Aim of the exercise> Find every line of the listing below where "subscript" appears, and copy it.

Records to use>
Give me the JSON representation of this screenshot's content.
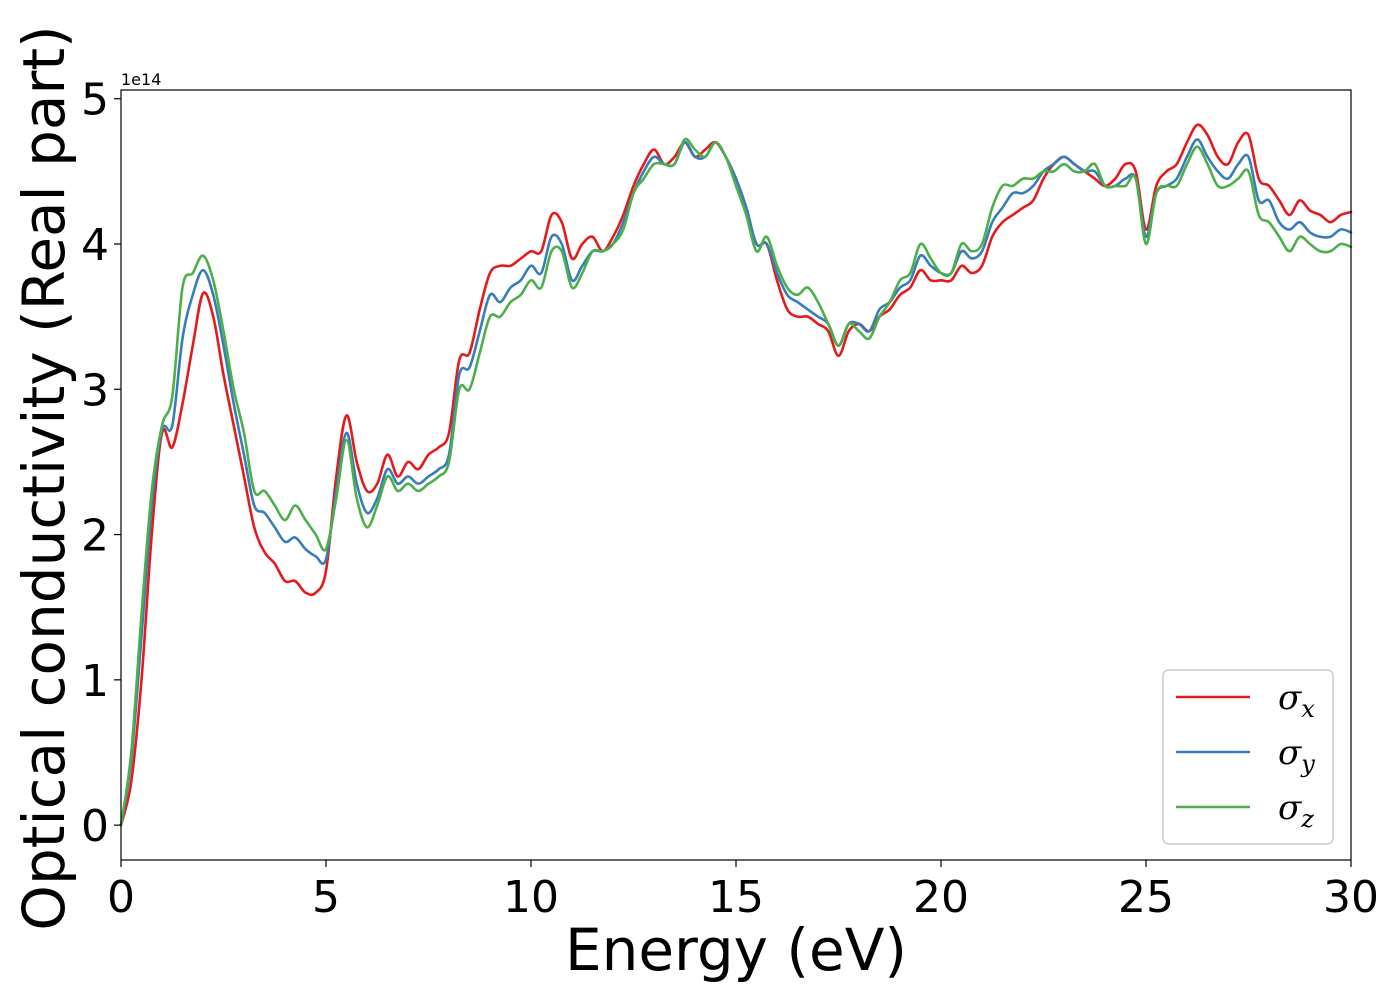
{
  "chart_data": {
    "type": "line",
    "title": "",
    "xlabel": "Energy (eV)",
    "ylabel": "Optical conductivity (Real part)",
    "y_offset_label": "1e14",
    "xlim": [
      0,
      30
    ],
    "ylim": [
      -0.24,
      5.06
    ],
    "y_scale_factor": 100000000000000.0,
    "x_ticks": [
      0,
      5,
      10,
      15,
      20,
      25,
      30
    ],
    "x_tick_labels": [
      "0",
      "5",
      "10",
      "15",
      "20",
      "25",
      "30"
    ],
    "y_ticks": [
      0,
      1,
      2,
      3,
      4,
      5
    ],
    "y_tick_labels": [
      "0",
      "1",
      "2",
      "3",
      "4",
      "5"
    ],
    "grid": false,
    "legend_position": "bottom-right",
    "x": [
      0,
      0.25,
      0.5,
      0.75,
      1.0,
      1.25,
      1.5,
      1.75,
      2.0,
      2.25,
      2.5,
      2.75,
      3.0,
      3.25,
      3.5,
      3.75,
      4.0,
      4.25,
      4.5,
      4.75,
      5.0,
      5.25,
      5.5,
      5.75,
      6.0,
      6.25,
      6.5,
      6.75,
      7.0,
      7.25,
      7.5,
      7.75,
      8.0,
      8.25,
      8.5,
      8.75,
      9.0,
      9.25,
      9.5,
      9.75,
      10.0,
      10.25,
      10.5,
      10.75,
      11.0,
      11.25,
      11.5,
      11.75,
      12.0,
      12.25,
      12.5,
      12.75,
      13.0,
      13.25,
      13.5,
      13.75,
      14.0,
      14.25,
      14.5,
      14.75,
      15.0,
      15.25,
      15.5,
      15.75,
      16.0,
      16.25,
      16.5,
      16.75,
      17.0,
      17.25,
      17.5,
      17.75,
      18.0,
      18.25,
      18.5,
      18.75,
      19.0,
      19.25,
      19.5,
      19.75,
      20.0,
      20.25,
      20.5,
      20.75,
      21.0,
      21.25,
      21.5,
      21.75,
      22.0,
      22.25,
      22.5,
      22.75,
      23.0,
      23.25,
      23.5,
      23.75,
      24.0,
      24.25,
      24.5,
      24.75,
      25.0,
      25.25,
      25.5,
      25.75,
      26.0,
      26.25,
      26.5,
      26.75,
      27.0,
      27.25,
      27.5,
      27.75,
      28.0,
      28.25,
      28.5,
      28.75,
      29.0,
      29.25,
      29.5,
      29.75,
      30.0
    ],
    "series": [
      {
        "name": "σ",
        "subscript": "x",
        "color": "#e41a1c",
        "y": [
          0.0,
          0.3,
          1.0,
          2.0,
          2.7,
          2.6,
          2.9,
          3.3,
          3.66,
          3.5,
          3.1,
          2.75,
          2.4,
          2.05,
          1.88,
          1.8,
          1.68,
          1.68,
          1.6,
          1.6,
          1.75,
          2.4,
          2.82,
          2.5,
          2.3,
          2.35,
          2.55,
          2.4,
          2.5,
          2.45,
          2.55,
          2.6,
          2.7,
          3.2,
          3.25,
          3.55,
          3.8,
          3.85,
          3.85,
          3.9,
          3.95,
          3.95,
          4.2,
          4.15,
          3.9,
          4.0,
          4.05,
          3.95,
          4.05,
          4.2,
          4.4,
          4.55,
          4.65,
          4.55,
          4.6,
          4.7,
          4.6,
          4.65,
          4.7,
          4.6,
          4.45,
          4.25,
          4.0,
          4.0,
          3.75,
          3.55,
          3.5,
          3.5,
          3.45,
          3.4,
          3.23,
          3.4,
          3.45,
          3.4,
          3.5,
          3.55,
          3.65,
          3.7,
          3.82,
          3.75,
          3.75,
          3.75,
          3.85,
          3.8,
          3.85,
          4.05,
          4.15,
          4.2,
          4.25,
          4.3,
          4.45,
          4.55,
          4.6,
          4.55,
          4.5,
          4.45,
          4.4,
          4.45,
          4.55,
          4.5,
          4.1,
          4.4,
          4.5,
          4.55,
          4.7,
          4.82,
          4.75,
          4.6,
          4.55,
          4.7,
          4.75,
          4.45,
          4.4,
          4.3,
          4.2,
          4.3,
          4.23,
          4.2,
          4.15,
          4.2,
          4.22
        ]
      },
      {
        "name": "σ",
        "subscript": "y",
        "color": "#377eb8",
        "y": [
          0.0,
          0.45,
          1.3,
          2.2,
          2.72,
          2.75,
          3.35,
          3.65,
          3.82,
          3.65,
          3.3,
          2.9,
          2.55,
          2.2,
          2.15,
          2.05,
          1.95,
          1.98,
          1.9,
          1.85,
          1.83,
          2.3,
          2.7,
          2.35,
          2.15,
          2.25,
          2.45,
          2.35,
          2.4,
          2.35,
          2.4,
          2.45,
          2.55,
          3.1,
          3.15,
          3.4,
          3.65,
          3.6,
          3.7,
          3.75,
          3.85,
          3.8,
          4.05,
          4.0,
          3.75,
          3.85,
          3.95,
          3.95,
          4.0,
          4.15,
          4.35,
          4.5,
          4.6,
          4.55,
          4.55,
          4.7,
          4.6,
          4.6,
          4.7,
          4.6,
          4.45,
          4.25,
          4.0,
          4.0,
          3.8,
          3.65,
          3.6,
          3.55,
          3.5,
          3.45,
          3.3,
          3.45,
          3.45,
          3.4,
          3.55,
          3.6,
          3.7,
          3.75,
          3.92,
          3.85,
          3.8,
          3.8,
          3.95,
          3.9,
          3.95,
          4.15,
          4.25,
          4.35,
          4.35,
          4.4,
          4.5,
          4.55,
          4.6,
          4.55,
          4.5,
          4.5,
          4.4,
          4.4,
          4.45,
          4.45,
          4.05,
          4.35,
          4.4,
          4.45,
          4.6,
          4.72,
          4.6,
          4.5,
          4.45,
          4.55,
          4.6,
          4.3,
          4.3,
          4.15,
          4.1,
          4.15,
          4.08,
          4.05,
          4.05,
          4.1,
          4.08
        ]
      },
      {
        "name": "σ",
        "subscript": "z",
        "color": "#4daf4a",
        "y": [
          0.0,
          0.5,
          1.45,
          2.3,
          2.75,
          2.95,
          3.7,
          3.8,
          3.92,
          3.75,
          3.4,
          3.0,
          2.7,
          2.3,
          2.3,
          2.2,
          2.1,
          2.2,
          2.1,
          2.0,
          1.9,
          2.25,
          2.65,
          2.25,
          2.05,
          2.2,
          2.4,
          2.3,
          2.35,
          2.3,
          2.35,
          2.4,
          2.5,
          3.0,
          3.0,
          3.25,
          3.5,
          3.5,
          3.6,
          3.65,
          3.75,
          3.7,
          3.95,
          3.95,
          3.7,
          3.8,
          3.95,
          3.95,
          4.0,
          4.1,
          4.35,
          4.45,
          4.55,
          4.55,
          4.55,
          4.72,
          4.65,
          4.6,
          4.7,
          4.6,
          4.4,
          4.2,
          3.95,
          4.05,
          3.85,
          3.7,
          3.65,
          3.7,
          3.6,
          3.45,
          3.3,
          3.45,
          3.4,
          3.35,
          3.5,
          3.6,
          3.75,
          3.8,
          4.0,
          3.9,
          3.8,
          3.8,
          4.0,
          3.95,
          4.0,
          4.25,
          4.4,
          4.4,
          4.45,
          4.45,
          4.5,
          4.5,
          4.55,
          4.5,
          4.5,
          4.55,
          4.4,
          4.4,
          4.4,
          4.45,
          4.0,
          4.35,
          4.4,
          4.4,
          4.55,
          4.67,
          4.55,
          4.4,
          4.4,
          4.45,
          4.5,
          4.2,
          4.15,
          4.05,
          3.95,
          4.05,
          4.0,
          3.95,
          3.95,
          4.0,
          3.98
        ]
      }
    ]
  }
}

The result>
        "subscript": "x",
        "subscript": "y",
        "subscript": "z",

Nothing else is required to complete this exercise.